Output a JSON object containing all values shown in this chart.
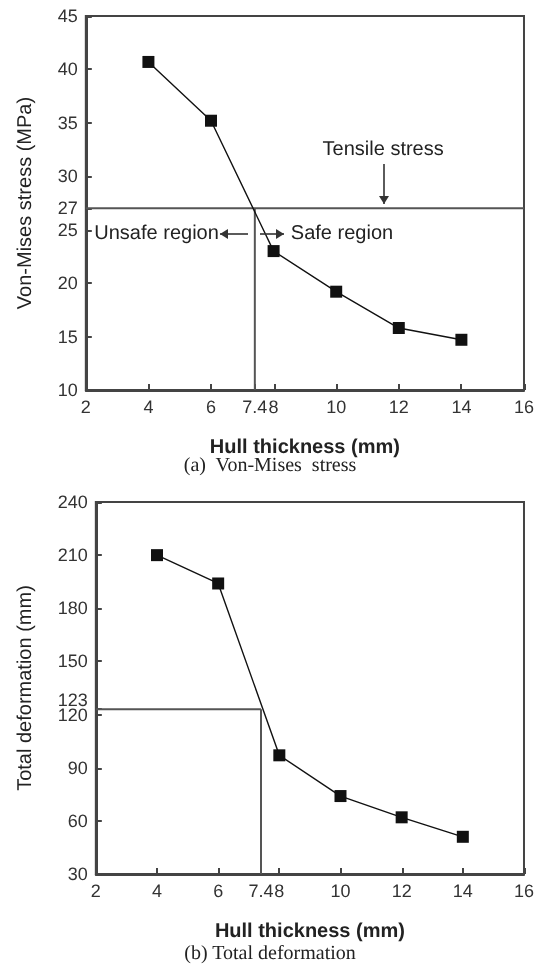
{
  "chart_data": [
    {
      "type": "line",
      "title": "(a)  Von-Mises  stress",
      "xlabel": "Hull thickness (mm)",
      "ylabel": "Von-Mises stress (MPa)",
      "x": [
        4,
        6,
        8,
        10,
        12,
        14
      ],
      "series": [
        {
          "color": "#111111",
          "values": [
            40.7,
            35.2,
            23.0,
            19.2,
            15.8,
            14.7
          ]
        }
      ],
      "xlim": [
        2,
        16
      ],
      "xticks": [
        2,
        4,
        6,
        {
          "value": 7.4,
          "label": "7.4"
        },
        8,
        10,
        12,
        14,
        16
      ],
      "ylim": [
        10,
        45
      ],
      "yticks": [
        10,
        15,
        20,
        25,
        27,
        30,
        35,
        40,
        45
      ],
      "ref_lines": [
        {
          "axis": "y",
          "value": 27,
          "label": "Tensile stress",
          "color": "#555555"
        },
        {
          "axis": "x",
          "value": 7.4,
          "color": "#555555"
        }
      ],
      "annotations": [
        "Unsafe region",
        "Safe region"
      ],
      "marker": "square",
      "grid": false
    },
    {
      "type": "line",
      "title": "(b) Total deformation",
      "xlabel": "Hull thickness (mm)",
      "ylabel": "Total deformation (mm)",
      "x": [
        4,
        6,
        8,
        10,
        12,
        14
      ],
      "series": [
        {
          "color": "#111111",
          "values": [
            210,
            194,
            97,
            74,
            62,
            51
          ]
        }
      ],
      "xlim": [
        2,
        16
      ],
      "xticks": [
        2,
        4,
        6,
        {
          "value": 7.4,
          "label": "7.4"
        },
        8,
        10,
        12,
        14,
        16
      ],
      "ylim": [
        30,
        240
      ],
      "yticks": [
        30,
        60,
        90,
        120,
        123,
        150,
        180,
        210,
        240
      ],
      "ref_lines": [
        {
          "axis": "y",
          "value": 123,
          "color": "#555555"
        },
        {
          "axis": "x",
          "value": 7.4,
          "color": "#555555"
        }
      ],
      "marker": "square",
      "grid": false
    }
  ]
}
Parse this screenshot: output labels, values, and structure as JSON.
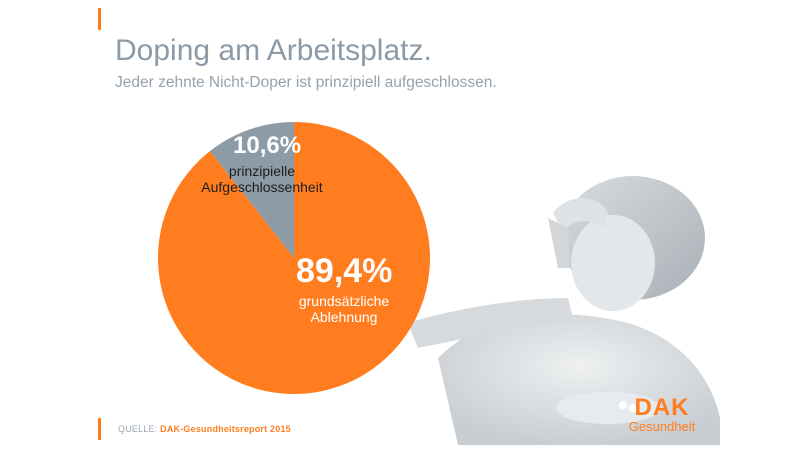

-----

** SHORT PROBLEM **
Quote each entry above verbatim and drop the pictures.

** TASK RESPONSE **
Output a JSON object containing all values shown in this chart.
{
  "chart_data": [
    {
      "type": "line",
      "title": "(a)  Von-Mises  stress",
      "xlabel": "Hull thickness (mm)",
      "ylabel": "Von-Mises stress (MPa)",
      "x": [
        4,
        6,
        8,
        10,
        12,
        14
      ],
      "series": [
        {
          "color": "#111111",
          "values": [
            40.7,
            35.2,
            23.0,
            19.2,
            15.8,
            14.7
          ]
        }
      ],
      "xlim": [
        2,
        16
      ],
      "xticks": [
        2,
        4,
        6,
        {
          "value": 7.4,
          "label": "7.4"
        },
        8,
        10,
        12,
        14,
        16
      ],
      "ylim": [
        10,
        45
      ],
      "yticks": [
        10,
        15,
        20,
        25,
        27,
        30,
        35,
        40,
        45
      ],
      "ref_lines": [
        {
          "axis": "y",
          "value": 27,
          "label": "Tensile stress",
          "color": "#555555"
        },
        {
          "axis": "x",
          "value": 7.4,
          "color": "#555555"
        }
      ],
      "annotations": [
        "Unsafe region",
        "Safe region"
      ],
      "marker": "square",
      "grid": false
    },
    {
      "type": "line",
      "title": "(b) Total deformation",
      "xlabel": "Hull thickness (mm)",
      "ylabel": "Total deformation (mm)",
      "x": [
        4,
        6,
        8,
        10,
        12,
        14
      ],
      "series": [
        {
          "color": "#111111",
          "values": [
            210,
            194,
            97,
            74,
            62,
            51
          ]
        }
      ],
      "xlim": [
        2,
        16
      ],
      "xticks": [
        2,
        4,
        6,
        {
          "value": 7.4,
          "label": "7.4"
        },
        8,
        10,
        12,
        14,
        16
      ],
      "ylim": [
        30,
        240
      ],
      "yticks": [
        30,
        60,
        90,
        120,
        123,
        150,
        180,
        210,
        240
      ],
      "ref_lines": [
        {
          "axis": "y",
          "value": 123,
          "color": "#555555"
        },
        {
          "axis": "x",
          "value": 7.4,
          "color": "#555555"
        }
      ],
      "marker": "square",
      "grid": false
    }
  ]
}
Parse this screenshot: output labels, values, and structure as JSON.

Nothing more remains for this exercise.